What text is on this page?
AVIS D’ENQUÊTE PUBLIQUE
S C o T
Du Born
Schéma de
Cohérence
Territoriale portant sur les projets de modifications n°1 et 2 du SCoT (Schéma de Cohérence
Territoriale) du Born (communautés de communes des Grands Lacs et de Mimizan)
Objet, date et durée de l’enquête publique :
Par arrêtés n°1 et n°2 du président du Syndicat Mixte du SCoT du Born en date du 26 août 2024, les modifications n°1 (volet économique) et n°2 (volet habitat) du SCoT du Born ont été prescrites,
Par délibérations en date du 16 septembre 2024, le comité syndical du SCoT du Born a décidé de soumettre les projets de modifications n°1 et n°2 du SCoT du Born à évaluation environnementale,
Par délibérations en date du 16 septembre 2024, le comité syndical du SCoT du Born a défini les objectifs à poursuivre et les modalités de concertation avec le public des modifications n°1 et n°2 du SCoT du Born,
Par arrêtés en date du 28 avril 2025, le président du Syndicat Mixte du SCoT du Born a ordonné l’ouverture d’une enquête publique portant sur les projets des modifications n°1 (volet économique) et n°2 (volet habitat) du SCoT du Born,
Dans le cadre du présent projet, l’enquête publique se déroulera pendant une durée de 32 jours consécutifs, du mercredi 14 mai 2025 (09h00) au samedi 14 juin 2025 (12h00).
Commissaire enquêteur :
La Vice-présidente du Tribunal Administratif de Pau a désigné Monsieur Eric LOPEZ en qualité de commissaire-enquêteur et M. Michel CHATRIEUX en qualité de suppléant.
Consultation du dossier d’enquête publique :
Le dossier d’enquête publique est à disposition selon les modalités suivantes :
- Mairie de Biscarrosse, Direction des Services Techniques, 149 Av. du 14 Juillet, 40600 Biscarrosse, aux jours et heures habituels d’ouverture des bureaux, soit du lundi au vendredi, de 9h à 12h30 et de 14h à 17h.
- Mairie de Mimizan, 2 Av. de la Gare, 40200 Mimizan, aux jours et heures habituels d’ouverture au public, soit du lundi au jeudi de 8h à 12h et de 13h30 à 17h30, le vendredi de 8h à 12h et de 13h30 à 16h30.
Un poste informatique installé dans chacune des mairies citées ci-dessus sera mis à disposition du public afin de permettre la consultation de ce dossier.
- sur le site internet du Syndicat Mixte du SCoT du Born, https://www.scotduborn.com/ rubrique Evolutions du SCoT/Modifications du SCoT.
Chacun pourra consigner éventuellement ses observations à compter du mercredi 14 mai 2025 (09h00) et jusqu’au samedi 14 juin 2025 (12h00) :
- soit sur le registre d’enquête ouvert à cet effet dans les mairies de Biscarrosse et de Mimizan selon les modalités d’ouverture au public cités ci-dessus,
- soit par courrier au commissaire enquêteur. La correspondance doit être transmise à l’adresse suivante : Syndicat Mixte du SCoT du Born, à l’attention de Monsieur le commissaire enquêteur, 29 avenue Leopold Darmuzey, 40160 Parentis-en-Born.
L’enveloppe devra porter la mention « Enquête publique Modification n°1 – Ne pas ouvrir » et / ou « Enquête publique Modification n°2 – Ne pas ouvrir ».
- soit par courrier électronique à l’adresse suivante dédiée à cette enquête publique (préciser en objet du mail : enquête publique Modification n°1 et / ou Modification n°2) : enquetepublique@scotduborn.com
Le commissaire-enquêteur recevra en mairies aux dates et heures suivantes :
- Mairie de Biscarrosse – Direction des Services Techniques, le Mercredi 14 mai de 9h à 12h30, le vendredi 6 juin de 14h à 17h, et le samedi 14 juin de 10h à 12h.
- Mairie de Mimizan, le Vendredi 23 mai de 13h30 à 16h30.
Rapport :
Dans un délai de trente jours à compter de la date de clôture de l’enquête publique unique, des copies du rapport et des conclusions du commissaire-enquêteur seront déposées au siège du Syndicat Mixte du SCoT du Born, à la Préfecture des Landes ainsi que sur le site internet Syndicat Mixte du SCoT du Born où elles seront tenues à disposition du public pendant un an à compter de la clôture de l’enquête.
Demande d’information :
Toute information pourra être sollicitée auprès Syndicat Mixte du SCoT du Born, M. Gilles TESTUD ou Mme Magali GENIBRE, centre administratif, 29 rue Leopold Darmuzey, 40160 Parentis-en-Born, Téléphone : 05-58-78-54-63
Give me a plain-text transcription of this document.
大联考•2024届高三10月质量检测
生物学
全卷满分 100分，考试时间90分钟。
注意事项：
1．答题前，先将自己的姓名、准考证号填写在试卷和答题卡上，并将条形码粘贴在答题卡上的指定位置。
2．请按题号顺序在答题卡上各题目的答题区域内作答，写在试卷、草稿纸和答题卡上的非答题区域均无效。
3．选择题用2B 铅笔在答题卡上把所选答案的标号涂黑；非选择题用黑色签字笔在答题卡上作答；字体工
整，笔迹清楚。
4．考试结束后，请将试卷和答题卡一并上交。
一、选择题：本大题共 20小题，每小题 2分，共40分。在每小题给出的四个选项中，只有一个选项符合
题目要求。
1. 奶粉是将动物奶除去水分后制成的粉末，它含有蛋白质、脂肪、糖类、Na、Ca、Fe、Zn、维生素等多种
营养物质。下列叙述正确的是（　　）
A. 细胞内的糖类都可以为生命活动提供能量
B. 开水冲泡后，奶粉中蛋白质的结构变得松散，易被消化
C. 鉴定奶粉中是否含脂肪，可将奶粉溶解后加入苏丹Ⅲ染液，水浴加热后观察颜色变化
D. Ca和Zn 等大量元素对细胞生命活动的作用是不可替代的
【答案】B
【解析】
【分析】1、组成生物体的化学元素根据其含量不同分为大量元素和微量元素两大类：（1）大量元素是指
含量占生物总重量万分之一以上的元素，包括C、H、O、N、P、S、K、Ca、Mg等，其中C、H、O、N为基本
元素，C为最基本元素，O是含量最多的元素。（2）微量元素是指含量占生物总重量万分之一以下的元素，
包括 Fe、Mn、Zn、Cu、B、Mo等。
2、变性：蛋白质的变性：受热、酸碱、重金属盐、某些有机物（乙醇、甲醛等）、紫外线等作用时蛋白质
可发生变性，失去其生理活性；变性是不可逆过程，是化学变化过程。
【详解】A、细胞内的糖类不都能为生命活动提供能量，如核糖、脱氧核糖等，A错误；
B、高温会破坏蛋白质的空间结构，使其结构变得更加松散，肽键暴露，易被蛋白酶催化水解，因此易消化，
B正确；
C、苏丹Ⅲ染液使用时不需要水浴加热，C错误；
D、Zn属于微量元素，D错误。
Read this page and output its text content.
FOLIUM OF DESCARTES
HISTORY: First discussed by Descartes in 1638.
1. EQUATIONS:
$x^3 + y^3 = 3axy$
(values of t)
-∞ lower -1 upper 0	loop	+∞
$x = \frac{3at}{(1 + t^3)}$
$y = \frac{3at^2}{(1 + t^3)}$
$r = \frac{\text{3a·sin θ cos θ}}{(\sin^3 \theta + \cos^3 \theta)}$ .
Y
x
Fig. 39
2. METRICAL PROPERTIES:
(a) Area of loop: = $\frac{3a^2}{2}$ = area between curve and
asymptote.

══════════

• _Set exercise_: Provide only the number of lines in the records containing the string "dossier".

• _Response_: 3